▶ **To do**
Every line of the records must be repeated exactly; pictures stay out.

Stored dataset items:
★ ★ ★ ★ ★ ★ ★

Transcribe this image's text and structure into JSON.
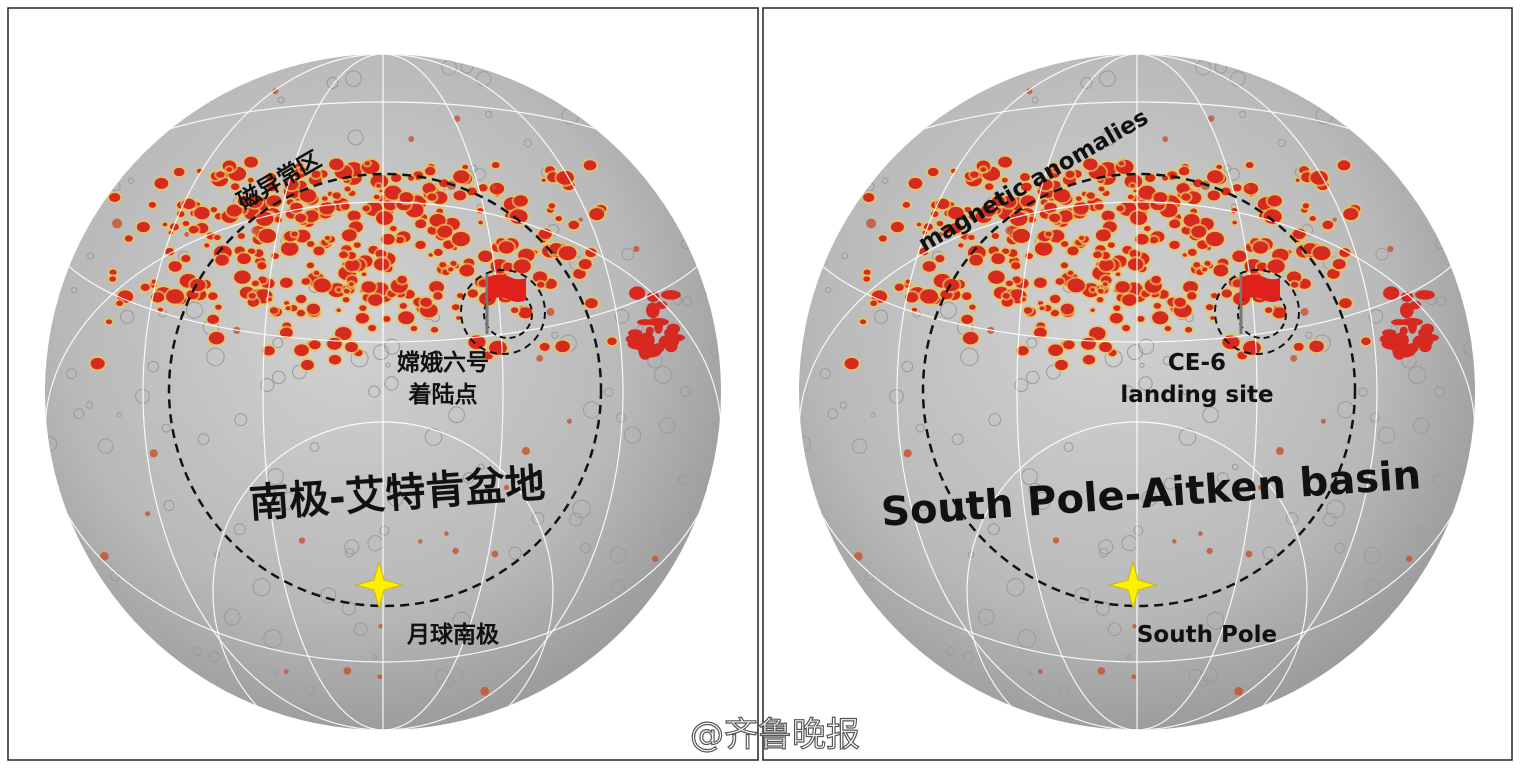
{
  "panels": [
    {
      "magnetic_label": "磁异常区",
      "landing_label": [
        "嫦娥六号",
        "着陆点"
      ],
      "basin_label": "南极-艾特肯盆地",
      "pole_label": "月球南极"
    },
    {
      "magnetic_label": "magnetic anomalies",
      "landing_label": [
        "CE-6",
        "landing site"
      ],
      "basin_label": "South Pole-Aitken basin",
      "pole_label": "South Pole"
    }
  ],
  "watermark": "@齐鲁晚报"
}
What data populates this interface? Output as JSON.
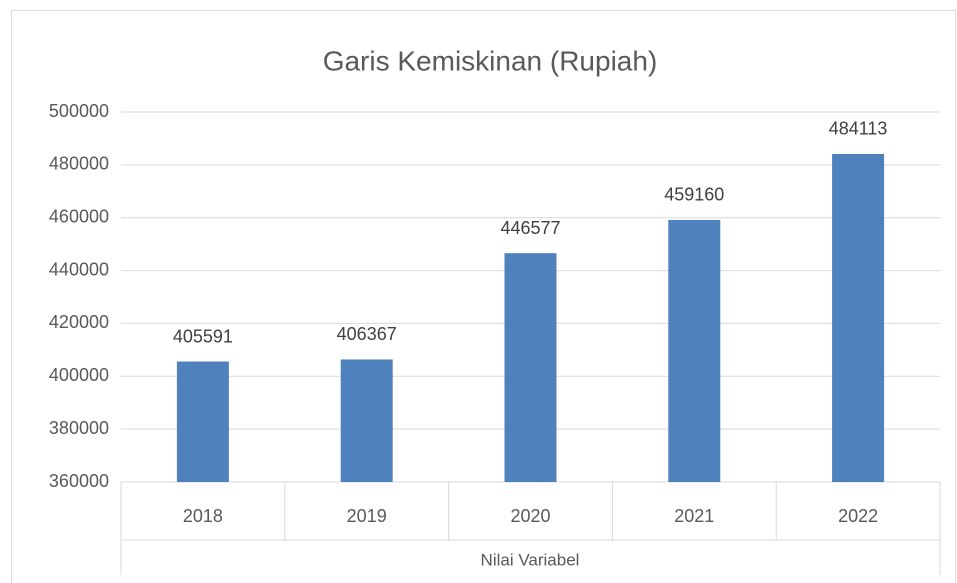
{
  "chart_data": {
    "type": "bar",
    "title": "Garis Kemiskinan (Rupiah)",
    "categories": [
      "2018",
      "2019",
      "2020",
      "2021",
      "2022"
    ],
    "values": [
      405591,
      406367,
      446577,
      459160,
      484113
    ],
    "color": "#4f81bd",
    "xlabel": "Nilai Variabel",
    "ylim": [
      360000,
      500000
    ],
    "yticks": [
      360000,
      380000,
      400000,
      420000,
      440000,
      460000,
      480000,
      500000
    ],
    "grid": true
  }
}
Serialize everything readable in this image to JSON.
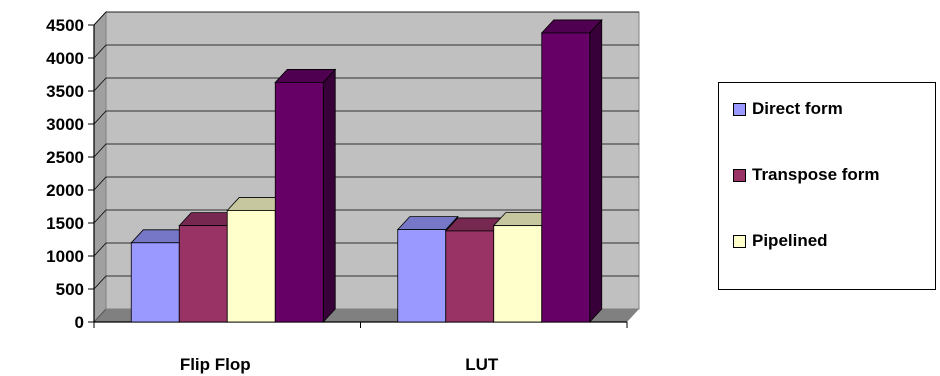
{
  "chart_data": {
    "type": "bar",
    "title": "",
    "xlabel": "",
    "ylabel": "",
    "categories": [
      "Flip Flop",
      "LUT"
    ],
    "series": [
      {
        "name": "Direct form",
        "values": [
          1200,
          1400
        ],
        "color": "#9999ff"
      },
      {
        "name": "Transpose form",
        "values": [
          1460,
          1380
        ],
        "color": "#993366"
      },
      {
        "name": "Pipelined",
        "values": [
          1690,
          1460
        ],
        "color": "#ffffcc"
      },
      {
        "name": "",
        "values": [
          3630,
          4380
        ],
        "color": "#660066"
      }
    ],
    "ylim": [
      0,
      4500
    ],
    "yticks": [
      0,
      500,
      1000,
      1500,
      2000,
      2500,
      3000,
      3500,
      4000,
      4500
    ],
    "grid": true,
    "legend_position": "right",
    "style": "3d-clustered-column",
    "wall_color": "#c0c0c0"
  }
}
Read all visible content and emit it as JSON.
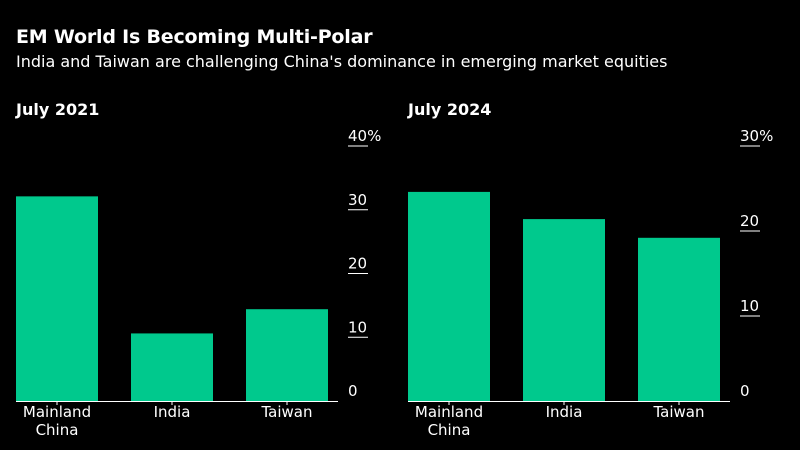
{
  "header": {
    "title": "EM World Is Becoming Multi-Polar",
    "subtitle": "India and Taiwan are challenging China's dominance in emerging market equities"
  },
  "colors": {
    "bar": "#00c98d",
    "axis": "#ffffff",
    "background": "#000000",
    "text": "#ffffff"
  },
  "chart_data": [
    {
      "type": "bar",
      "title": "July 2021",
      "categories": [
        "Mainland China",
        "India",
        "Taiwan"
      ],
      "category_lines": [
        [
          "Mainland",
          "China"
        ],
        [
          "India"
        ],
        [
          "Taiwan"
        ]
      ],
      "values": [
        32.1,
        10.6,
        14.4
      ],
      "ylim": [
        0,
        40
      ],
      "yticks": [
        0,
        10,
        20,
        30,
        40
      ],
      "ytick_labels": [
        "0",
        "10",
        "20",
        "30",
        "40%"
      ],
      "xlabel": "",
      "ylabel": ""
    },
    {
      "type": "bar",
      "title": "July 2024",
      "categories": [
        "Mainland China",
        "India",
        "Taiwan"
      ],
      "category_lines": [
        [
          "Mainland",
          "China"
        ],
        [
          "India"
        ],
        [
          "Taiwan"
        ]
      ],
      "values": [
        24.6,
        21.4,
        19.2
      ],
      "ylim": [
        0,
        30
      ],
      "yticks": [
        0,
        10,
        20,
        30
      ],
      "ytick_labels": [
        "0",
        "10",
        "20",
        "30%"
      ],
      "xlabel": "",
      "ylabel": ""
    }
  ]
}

★ ★ ★ ★ ★ ★ ★

▶ **Result for this exercise**
Transcribe this image's text and structure into JSON.
{
  "panels": [
    {
      "magnetic_label": "磁异常区",
      "landing_label": [
        "嫦娥六号",
        "着陆点"
      ],
      "basin_label": "南极-艾特肯盆地",
      "pole_label": "月球南极"
    },
    {
      "magnetic_label": "magnetic anomalies",
      "landing_label": [
        "CE-6",
        "landing site"
      ],
      "basin_label": "South Pole-Aitken basin",
      "pole_label": "South Pole"
    }
  ],
  "watermark": "@齐鲁晚报"
}
What data populates this interface? Output as JSON.
{
  "chart_data": {
    "type": "bar",
    "title": "Garis Kemiskinan (Rupiah)",
    "categories": [
      "2018",
      "2019",
      "2020",
      "2021",
      "2022"
    ],
    "values": [
      405591,
      406367,
      446577,
      459160,
      484113
    ],
    "color": "#4f81bd",
    "xlabel": "Nilai Variabel",
    "ylim": [
      360000,
      500000
    ],
    "yticks": [
      360000,
      380000,
      400000,
      420000,
      440000,
      460000,
      480000,
      500000
    ],
    "grid": true
  }
}
Serialize everything readable in this image to JSON.
{
  "chart_data": {
    "type": "bar",
    "title": "",
    "xlabel": "",
    "ylabel": "",
    "categories": [
      "Flip Flop",
      "LUT"
    ],
    "series": [
      {
        "name": "Direct form",
        "values": [
          1200,
          1400
        ],
        "color": "#9999ff"
      },
      {
        "name": "Transpose form",
        "values": [
          1460,
          1380
        ],
        "color": "#993366"
      },
      {
        "name": "Pipelined",
        "values": [
          1690,
          1460
        ],
        "color": "#ffffcc"
      },
      {
        "name": "",
        "values": [
          3630,
          4380
        ],
        "color": "#660066"
      }
    ],
    "ylim": [
      0,
      4500
    ],
    "yticks": [
      0,
      500,
      1000,
      1500,
      2000,
      2500,
      3000,
      3500,
      4000,
      4500
    ],
    "grid": true,
    "legend_position": "right",
    "style": "3d-clustered-column",
    "wall_color": "#c0c0c0"
  }
}
Read all visible content and emit it as JSON.
{
  "header": {
    "title": "EM World Is Becoming Multi-Polar",
    "subtitle": "India and Taiwan are challenging China's dominance in emerging market equities"
  },
  "colors": {
    "bar": "#00c98d",
    "axis": "#ffffff",
    "background": "#000000",
    "text": "#ffffff"
  },
  "chart_data": [
    {
      "type": "bar",
      "title": "July 2021",
      "categories": [
        "Mainland China",
        "India",
        "Taiwan"
      ],
      "category_lines": [
        [
          "Mainland",
          "China"
        ],
        [
          "India"
        ],
        [
          "Taiwan"
        ]
      ],
      "values": [
        32.1,
        10.6,
        14.4
      ],
      "ylim": [
        0,
        40
      ],
      "yticks": [
        0,
        10,
        20,
        30,
        40
      ],
      "ytick_labels": [
        "0",
        "10",
        "20",
        "30",
        "40%"
      ],
      "xlabel": "",
      "ylabel": ""
    },
    {
      "type": "bar",
      "title": "July 2024",
      "categories": [
        "Mainland China",
        "India",
        "Taiwan"
      ],
      "category_lines": [
        [
          "Mainland",
          "China"
        ],
        [
          "India"
        ],
        [
          "Taiwan"
        ]
      ],
      "values": [
        24.6,
        21.4,
        19.2
      ],
      "ylim": [
        0,
        30
      ],
      "yticks": [
        0,
        10,
        20,
        30
      ],
      "ytick_labels": [
        "0",
        "10",
        "20",
        "30%"
      ],
      "xlabel": "",
      "ylabel": ""
    }
  ]
}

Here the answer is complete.